**Work order**
From the line containing "Give me the" through the last line of the entries, set down every line exactly and add nothing.

**Records for the task**

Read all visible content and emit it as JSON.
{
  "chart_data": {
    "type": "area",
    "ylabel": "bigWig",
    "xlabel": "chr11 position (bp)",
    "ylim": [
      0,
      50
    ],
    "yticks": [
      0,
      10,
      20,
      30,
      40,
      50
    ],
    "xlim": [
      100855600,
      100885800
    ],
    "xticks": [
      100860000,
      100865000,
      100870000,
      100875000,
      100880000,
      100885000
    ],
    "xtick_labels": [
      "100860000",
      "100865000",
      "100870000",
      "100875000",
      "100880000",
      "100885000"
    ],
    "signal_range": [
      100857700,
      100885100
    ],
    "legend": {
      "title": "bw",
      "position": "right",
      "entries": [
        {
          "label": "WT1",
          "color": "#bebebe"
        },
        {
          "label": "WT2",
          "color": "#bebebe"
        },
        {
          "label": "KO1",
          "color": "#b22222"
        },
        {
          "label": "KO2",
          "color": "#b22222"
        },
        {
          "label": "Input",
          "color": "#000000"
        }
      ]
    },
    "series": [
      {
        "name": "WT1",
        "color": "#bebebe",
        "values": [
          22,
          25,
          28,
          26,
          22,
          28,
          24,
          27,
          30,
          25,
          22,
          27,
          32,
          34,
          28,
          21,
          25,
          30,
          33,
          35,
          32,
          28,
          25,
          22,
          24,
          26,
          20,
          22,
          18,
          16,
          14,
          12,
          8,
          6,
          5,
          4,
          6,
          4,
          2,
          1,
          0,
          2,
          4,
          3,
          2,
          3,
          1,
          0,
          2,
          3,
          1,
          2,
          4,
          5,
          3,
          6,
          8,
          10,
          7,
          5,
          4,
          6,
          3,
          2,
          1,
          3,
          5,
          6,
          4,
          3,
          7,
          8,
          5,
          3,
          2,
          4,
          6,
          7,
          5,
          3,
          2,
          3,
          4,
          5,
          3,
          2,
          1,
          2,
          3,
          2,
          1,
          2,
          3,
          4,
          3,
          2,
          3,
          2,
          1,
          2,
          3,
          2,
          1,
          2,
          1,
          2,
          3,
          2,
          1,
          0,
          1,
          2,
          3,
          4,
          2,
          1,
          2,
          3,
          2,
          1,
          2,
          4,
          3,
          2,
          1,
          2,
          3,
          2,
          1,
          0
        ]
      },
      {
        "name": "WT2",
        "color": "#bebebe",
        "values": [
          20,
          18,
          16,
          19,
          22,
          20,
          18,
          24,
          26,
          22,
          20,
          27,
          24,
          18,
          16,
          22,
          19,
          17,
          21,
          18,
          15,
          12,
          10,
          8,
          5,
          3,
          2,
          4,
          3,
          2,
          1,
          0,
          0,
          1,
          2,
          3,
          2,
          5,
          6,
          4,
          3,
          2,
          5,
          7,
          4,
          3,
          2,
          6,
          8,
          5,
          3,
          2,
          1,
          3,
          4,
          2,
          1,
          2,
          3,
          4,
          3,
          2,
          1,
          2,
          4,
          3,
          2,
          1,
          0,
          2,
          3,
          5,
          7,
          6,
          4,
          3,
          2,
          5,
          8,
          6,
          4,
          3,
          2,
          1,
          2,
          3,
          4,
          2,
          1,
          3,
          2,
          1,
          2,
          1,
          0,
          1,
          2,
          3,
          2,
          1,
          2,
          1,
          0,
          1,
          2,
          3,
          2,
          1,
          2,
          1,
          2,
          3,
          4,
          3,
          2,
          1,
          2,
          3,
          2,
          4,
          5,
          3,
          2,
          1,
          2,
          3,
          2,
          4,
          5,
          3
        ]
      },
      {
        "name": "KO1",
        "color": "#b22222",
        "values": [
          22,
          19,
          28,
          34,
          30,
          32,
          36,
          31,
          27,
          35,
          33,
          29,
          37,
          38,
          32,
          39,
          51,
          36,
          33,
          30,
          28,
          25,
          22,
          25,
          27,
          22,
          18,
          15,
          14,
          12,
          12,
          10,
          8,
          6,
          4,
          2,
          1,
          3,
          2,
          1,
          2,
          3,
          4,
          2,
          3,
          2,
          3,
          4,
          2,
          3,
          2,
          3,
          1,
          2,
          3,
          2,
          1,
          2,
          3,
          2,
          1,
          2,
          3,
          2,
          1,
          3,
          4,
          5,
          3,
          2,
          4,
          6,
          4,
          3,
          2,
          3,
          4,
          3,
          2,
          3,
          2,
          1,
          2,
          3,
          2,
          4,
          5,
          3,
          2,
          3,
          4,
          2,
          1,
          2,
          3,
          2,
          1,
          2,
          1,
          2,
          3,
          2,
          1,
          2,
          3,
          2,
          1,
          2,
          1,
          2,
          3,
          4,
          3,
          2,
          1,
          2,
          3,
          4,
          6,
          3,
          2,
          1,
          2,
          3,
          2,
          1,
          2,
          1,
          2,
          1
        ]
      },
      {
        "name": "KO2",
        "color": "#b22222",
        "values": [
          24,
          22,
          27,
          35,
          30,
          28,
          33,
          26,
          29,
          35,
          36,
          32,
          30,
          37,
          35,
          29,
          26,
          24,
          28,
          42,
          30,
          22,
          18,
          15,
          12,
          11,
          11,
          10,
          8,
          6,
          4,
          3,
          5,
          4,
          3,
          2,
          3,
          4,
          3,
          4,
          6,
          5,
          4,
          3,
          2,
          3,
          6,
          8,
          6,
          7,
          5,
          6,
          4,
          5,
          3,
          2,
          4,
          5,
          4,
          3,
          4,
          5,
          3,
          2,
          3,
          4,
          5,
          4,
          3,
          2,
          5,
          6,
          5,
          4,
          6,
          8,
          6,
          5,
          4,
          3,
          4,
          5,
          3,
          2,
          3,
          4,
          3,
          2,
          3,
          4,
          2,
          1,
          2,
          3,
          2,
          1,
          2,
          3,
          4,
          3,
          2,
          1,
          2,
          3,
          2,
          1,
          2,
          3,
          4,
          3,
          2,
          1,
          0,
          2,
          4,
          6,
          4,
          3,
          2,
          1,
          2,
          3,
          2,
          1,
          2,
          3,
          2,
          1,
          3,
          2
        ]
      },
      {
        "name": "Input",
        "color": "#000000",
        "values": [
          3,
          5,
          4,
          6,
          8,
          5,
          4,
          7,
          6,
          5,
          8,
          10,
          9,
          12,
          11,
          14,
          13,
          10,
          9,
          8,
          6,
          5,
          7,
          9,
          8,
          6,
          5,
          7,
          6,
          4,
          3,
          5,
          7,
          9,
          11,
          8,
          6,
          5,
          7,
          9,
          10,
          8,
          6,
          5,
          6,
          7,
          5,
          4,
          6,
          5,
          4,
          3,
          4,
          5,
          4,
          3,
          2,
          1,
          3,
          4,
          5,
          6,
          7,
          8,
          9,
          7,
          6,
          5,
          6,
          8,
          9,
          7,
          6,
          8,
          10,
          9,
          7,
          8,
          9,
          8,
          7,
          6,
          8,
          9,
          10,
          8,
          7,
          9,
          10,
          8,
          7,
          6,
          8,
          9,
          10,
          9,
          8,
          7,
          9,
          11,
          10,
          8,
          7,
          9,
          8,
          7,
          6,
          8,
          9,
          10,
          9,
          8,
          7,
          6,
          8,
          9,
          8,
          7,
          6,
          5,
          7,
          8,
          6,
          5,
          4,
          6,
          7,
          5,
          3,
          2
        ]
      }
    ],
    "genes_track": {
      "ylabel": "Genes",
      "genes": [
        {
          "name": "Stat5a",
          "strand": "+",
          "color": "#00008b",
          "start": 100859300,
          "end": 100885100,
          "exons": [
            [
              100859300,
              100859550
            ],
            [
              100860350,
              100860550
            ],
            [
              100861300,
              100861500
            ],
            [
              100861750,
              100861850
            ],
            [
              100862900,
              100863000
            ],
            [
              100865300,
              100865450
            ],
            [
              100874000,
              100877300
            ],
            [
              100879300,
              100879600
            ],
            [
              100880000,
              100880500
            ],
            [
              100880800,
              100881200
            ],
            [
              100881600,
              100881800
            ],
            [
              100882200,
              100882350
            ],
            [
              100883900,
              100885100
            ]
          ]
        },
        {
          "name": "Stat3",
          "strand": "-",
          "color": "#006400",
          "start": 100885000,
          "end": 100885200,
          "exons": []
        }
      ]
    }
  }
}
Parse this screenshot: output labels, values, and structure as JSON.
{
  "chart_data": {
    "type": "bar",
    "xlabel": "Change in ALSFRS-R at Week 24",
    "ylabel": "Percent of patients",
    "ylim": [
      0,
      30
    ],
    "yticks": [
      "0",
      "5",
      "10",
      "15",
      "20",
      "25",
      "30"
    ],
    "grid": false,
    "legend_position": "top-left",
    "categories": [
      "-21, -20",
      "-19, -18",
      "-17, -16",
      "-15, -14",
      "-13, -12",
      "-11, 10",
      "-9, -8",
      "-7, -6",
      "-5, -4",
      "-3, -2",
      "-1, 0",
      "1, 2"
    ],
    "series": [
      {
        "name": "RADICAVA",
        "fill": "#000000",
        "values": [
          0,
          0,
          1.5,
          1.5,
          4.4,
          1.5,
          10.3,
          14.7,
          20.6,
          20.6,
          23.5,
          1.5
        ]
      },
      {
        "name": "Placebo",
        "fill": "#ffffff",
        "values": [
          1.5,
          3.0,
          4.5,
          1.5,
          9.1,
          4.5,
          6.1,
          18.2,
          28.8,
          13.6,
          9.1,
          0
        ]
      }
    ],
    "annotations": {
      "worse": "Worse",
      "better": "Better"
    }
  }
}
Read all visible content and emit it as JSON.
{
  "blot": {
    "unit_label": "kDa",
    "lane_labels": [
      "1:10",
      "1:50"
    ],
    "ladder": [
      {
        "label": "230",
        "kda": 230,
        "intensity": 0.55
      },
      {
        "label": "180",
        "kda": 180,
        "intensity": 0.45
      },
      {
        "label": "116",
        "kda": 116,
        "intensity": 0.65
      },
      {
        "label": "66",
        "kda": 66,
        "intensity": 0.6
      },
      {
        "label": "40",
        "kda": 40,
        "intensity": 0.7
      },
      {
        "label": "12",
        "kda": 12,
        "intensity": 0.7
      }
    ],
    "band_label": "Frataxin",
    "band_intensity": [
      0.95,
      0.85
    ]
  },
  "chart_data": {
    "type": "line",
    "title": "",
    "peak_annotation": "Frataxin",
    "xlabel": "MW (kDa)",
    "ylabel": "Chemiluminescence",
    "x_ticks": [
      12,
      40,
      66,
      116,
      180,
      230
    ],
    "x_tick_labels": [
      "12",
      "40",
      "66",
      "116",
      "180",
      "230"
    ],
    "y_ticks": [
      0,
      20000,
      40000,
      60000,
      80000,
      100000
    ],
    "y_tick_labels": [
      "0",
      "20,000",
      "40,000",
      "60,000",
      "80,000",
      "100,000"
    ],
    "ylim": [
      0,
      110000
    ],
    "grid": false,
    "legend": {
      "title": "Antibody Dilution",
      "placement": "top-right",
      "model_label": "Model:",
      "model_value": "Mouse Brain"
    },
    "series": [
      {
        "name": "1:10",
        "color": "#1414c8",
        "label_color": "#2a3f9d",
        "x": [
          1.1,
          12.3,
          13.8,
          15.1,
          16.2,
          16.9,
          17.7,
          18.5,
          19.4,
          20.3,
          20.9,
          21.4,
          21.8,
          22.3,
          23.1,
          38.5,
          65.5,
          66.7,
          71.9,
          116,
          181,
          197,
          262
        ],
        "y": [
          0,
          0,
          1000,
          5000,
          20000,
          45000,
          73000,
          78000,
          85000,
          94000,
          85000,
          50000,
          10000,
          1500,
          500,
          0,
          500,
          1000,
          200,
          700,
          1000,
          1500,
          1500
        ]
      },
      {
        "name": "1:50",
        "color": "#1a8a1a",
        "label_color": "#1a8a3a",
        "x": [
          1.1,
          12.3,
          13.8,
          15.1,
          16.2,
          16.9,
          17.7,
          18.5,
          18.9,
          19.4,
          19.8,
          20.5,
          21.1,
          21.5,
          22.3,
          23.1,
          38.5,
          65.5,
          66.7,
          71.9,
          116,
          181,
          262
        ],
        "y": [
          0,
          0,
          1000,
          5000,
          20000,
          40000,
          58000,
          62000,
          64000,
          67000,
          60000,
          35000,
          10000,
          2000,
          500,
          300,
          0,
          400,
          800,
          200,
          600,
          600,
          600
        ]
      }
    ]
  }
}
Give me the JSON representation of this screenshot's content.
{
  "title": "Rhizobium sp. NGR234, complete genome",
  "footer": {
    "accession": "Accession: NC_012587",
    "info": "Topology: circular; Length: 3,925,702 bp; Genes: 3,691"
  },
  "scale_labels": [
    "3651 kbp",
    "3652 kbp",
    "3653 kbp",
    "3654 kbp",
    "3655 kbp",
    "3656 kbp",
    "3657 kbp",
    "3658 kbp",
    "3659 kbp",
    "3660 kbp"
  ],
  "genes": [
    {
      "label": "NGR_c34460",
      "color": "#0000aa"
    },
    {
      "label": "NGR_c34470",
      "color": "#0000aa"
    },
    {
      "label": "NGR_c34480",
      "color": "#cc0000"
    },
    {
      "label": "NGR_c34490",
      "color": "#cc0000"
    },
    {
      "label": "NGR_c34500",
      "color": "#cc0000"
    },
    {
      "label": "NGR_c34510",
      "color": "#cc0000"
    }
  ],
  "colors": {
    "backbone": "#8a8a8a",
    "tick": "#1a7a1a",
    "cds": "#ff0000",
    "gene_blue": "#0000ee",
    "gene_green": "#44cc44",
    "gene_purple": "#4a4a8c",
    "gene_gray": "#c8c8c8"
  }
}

**Exercise solution**
Give me the JSON representation of this screenshot's content.
{
  "title": "Rhizobium sp. NGR234, complete genome",
  "footer": {
    "accession": "Accession: NC_012587",
    "info": "Topology: circular; Length: 3,925,702 bp; Genes: 3,691"
  },
  "scale_labels": [
    "3651 kbp",
    "3652 kbp",
    "3653 kbp",
    "3654 kbp",
    "3655 kbp",
    "3656 kbp",
    "3657 kbp",
    "3658 kbp",
    "3659 kbp",
    "3660 kbp"
  ],
  "genes": [
    {
      "label": "NGR_c34460",
      "color": "#0000aa"
    },
    {
      "label": "NGR_c34470",
      "color": "#0000aa"
    },
    {
      "label": "NGR_c34480",
      "color": "#cc0000"
    },
    {
      "label": "NGR_c34490",
      "color": "#cc0000"
    },
    {
      "label": "NGR_c34500",
      "color": "#cc0000"
    },
    {
      "label": "NGR_c34510",
      "color": "#cc0000"
    }
  ],
  "colors": {
    "backbone": "#8a8a8a",
    "tick": "#1a7a1a",
    "cds": "#ff0000",
    "gene_blue": "#0000ee",
    "gene_green": "#44cc44",
    "gene_purple": "#4a4a8c",
    "gene_gray": "#c8c8c8"
  }
}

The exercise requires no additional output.